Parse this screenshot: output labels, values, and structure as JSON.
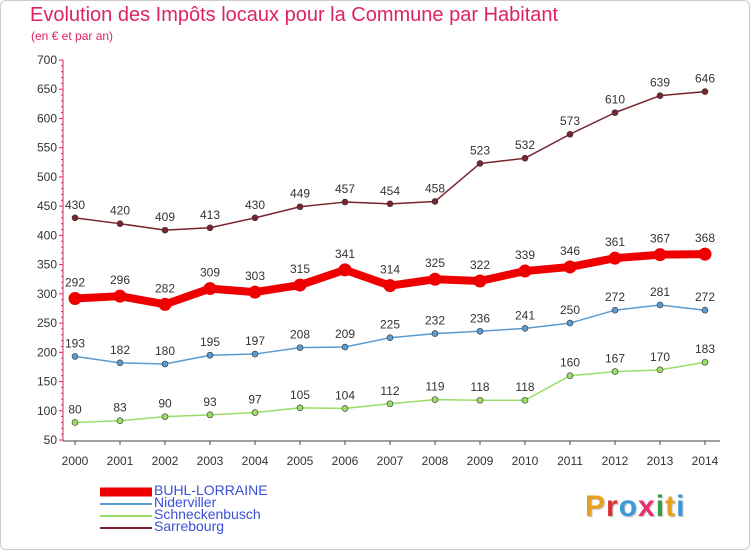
{
  "header": {
    "title": "Evolution des Impôts locaux pour la Commune par Habitant",
    "subtitle": "(en € et par an)"
  },
  "logo": {
    "text": "Proxiti",
    "colors": [
      "#e8a020",
      "#d93030",
      "#3a9ad9",
      "#e83070",
      "#30a040",
      "#e8a020",
      "#3a9ad9"
    ]
  },
  "chart_data": {
    "type": "line",
    "title": "Evolution des Impôts locaux pour la Commune par Habitant",
    "subtitle": "(en € et par an)",
    "x": [
      "2000",
      "2001",
      "2002",
      "2003",
      "2004",
      "2005",
      "2006",
      "2007",
      "2008",
      "2009",
      "2010",
      "2011",
      "2012",
      "2013",
      "2014"
    ],
    "yticks": [
      "50",
      "100",
      "150",
      "200",
      "250",
      "300",
      "350",
      "400",
      "450",
      "500",
      "550",
      "600",
      "650",
      "700"
    ],
    "ylim": [
      50,
      700
    ],
    "grid": false,
    "legend_position": "bottom-left",
    "series": [
      {
        "name": "BUHL-LORRAINE",
        "color": "#ee0000",
        "values": [
          292,
          296,
          282,
          309,
          303,
          315,
          341,
          314,
          325,
          322,
          339,
          346,
          361,
          367,
          368
        ]
      },
      {
        "name": "Niderviller",
        "color": "#5c9bd0",
        "values": [
          193,
          182,
          180,
          195,
          197,
          208,
          209,
          225,
          232,
          236,
          241,
          250,
          272,
          281,
          272
        ]
      },
      {
        "name": "Schneckenbusch",
        "color": "#99dd66",
        "values": [
          80,
          83,
          90,
          93,
          97,
          105,
          104,
          112,
          119,
          118,
          118,
          160,
          167,
          170,
          183
        ]
      },
      {
        "name": "Sarrebourg",
        "color": "#7a2430",
        "values": [
          430,
          420,
          409,
          413,
          430,
          449,
          457,
          454,
          458,
          523,
          532,
          573,
          610,
          639,
          646
        ]
      }
    ]
  }
}
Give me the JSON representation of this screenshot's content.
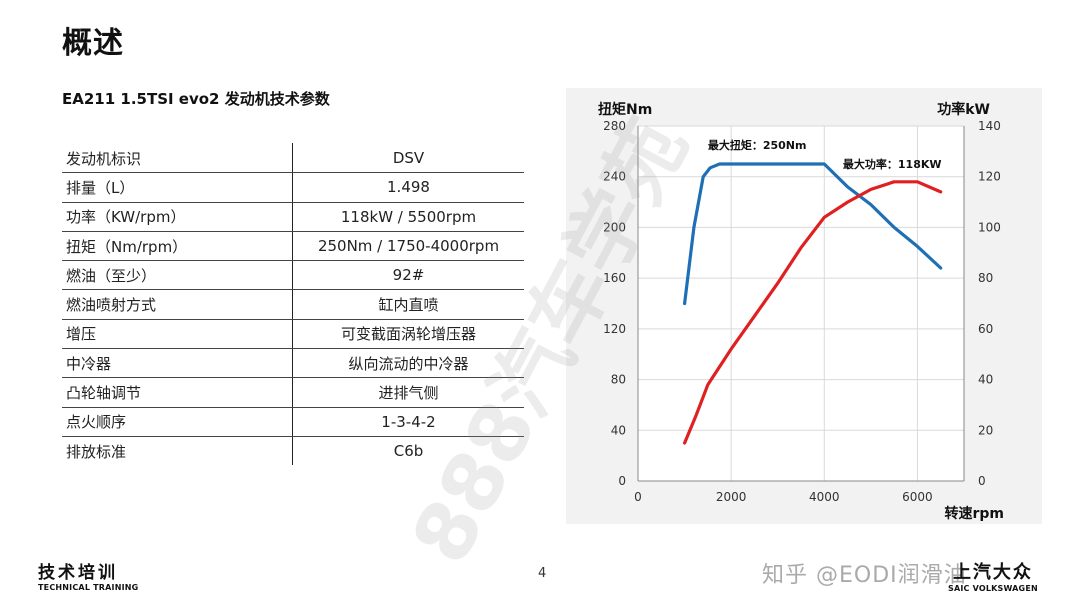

++++++++

Goal of the exercise:
Leave out the pictures and print each record exactly as it stands.

Exercise output:
Parse this screenshot: output labels, values, and structure as JSON.
{
  "header": {
    "title": "Evolution des Impôts locaux pour la Commune par Habitant",
    "subtitle": "(en € et par an)"
  },
  "logo": {
    "text": "Proxiti",
    "colors": [
      "#e8a020",
      "#d93030",
      "#3a9ad9",
      "#e83070",
      "#30a040",
      "#e8a020",
      "#3a9ad9"
    ]
  },
  "chart_data": {
    "type": "line",
    "title": "Evolution des Impôts locaux pour la Commune par Habitant",
    "subtitle": "(en € et par an)",
    "x": [
      "2000",
      "2001",
      "2002",
      "2003",
      "2004",
      "2005",
      "2006",
      "2007",
      "2008",
      "2009",
      "2010",
      "2011",
      "2012",
      "2013",
      "2014"
    ],
    "yticks": [
      "50",
      "100",
      "150",
      "200",
      "250",
      "300",
      "350",
      "400",
      "450",
      "500",
      "550",
      "600",
      "650",
      "700"
    ],
    "ylim": [
      50,
      700
    ],
    "grid": false,
    "legend_position": "bottom-left",
    "series": [
      {
        "name": "BUHL-LORRAINE",
        "color": "#ee0000",
        "values": [
          292,
          296,
          282,
          309,
          303,
          315,
          341,
          314,
          325,
          322,
          339,
          346,
          361,
          367,
          368
        ]
      },
      {
        "name": "Niderviller",
        "color": "#5c9bd0",
        "values": [
          193,
          182,
          180,
          195,
          197,
          208,
          209,
          225,
          232,
          236,
          241,
          250,
          272,
          281,
          272
        ]
      },
      {
        "name": "Schneckenbusch",
        "color": "#99dd66",
        "values": [
          80,
          83,
          90,
          93,
          97,
          105,
          104,
          112,
          119,
          118,
          118,
          160,
          167,
          170,
          183
        ]
      },
      {
        "name": "Sarrebourg",
        "color": "#7a2430",
        "values": [
          430,
          420,
          409,
          413,
          430,
          449,
          457,
          454,
          458,
          523,
          532,
          573,
          610,
          639,
          646
        ]
      }
    ]
  }
}
Give me the JSON representation of this screenshot's content.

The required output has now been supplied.